*THE EXERCISE*. Identify and copy all lines of the material where the string "title" is found.

*LISTED RECORDS*.
━━━━━━
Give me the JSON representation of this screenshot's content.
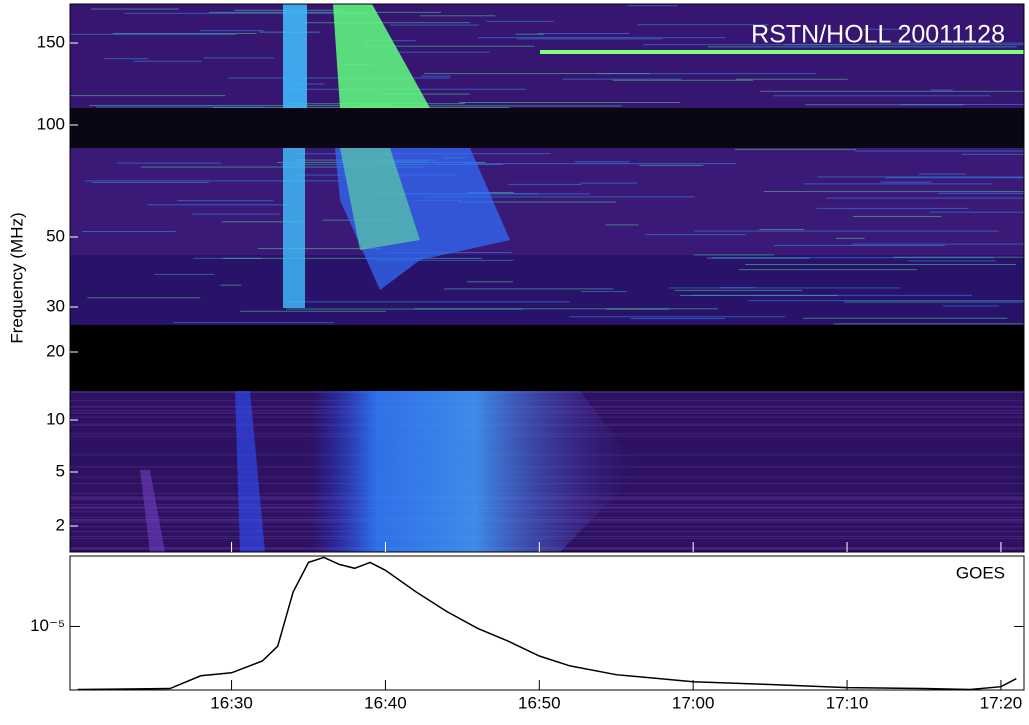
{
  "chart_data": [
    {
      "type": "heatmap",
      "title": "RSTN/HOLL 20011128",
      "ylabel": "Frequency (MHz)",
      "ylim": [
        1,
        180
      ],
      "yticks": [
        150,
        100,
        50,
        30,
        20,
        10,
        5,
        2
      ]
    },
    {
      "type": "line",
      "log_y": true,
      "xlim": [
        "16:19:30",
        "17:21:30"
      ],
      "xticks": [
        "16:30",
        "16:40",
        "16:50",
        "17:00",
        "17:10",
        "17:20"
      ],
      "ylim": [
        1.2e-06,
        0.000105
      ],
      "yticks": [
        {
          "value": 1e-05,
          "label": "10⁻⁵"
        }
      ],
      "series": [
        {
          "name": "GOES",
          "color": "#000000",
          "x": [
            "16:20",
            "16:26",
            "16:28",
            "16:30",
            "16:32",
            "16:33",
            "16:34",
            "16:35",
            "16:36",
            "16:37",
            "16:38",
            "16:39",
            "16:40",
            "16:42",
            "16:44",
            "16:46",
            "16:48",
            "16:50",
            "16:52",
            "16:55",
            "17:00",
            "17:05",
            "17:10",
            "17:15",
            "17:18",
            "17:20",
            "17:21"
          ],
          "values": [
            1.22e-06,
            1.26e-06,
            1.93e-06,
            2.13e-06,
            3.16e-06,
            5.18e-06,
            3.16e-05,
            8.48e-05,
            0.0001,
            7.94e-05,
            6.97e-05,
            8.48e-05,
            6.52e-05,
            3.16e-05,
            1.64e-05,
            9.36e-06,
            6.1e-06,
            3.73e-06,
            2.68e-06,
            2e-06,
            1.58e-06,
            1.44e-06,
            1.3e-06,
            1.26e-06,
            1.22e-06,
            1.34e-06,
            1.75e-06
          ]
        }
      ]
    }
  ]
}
━━━━━━
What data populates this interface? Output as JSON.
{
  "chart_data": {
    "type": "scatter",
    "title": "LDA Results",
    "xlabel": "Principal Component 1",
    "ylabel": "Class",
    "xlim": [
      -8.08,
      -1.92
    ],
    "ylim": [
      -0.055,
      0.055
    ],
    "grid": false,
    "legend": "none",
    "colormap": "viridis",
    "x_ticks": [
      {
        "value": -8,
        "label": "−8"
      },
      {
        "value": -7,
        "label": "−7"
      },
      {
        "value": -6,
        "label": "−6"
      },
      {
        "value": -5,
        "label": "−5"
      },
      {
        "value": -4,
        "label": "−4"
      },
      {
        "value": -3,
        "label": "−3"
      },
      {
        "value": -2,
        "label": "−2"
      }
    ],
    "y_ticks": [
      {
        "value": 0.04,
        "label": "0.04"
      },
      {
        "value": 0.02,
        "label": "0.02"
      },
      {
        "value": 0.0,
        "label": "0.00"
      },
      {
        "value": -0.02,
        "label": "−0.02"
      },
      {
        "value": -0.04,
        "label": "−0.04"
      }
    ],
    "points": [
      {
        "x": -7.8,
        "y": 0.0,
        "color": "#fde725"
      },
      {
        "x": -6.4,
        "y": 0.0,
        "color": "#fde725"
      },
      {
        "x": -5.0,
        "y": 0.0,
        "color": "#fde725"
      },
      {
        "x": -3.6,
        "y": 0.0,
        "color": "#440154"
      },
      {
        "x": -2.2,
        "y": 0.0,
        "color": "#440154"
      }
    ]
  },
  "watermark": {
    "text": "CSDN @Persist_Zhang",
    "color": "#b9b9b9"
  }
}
━━━━━━
*WRITTEN SOLUTION*.
      "title": "RSTN/HOLL 20011128",
    "title": "LDA Results",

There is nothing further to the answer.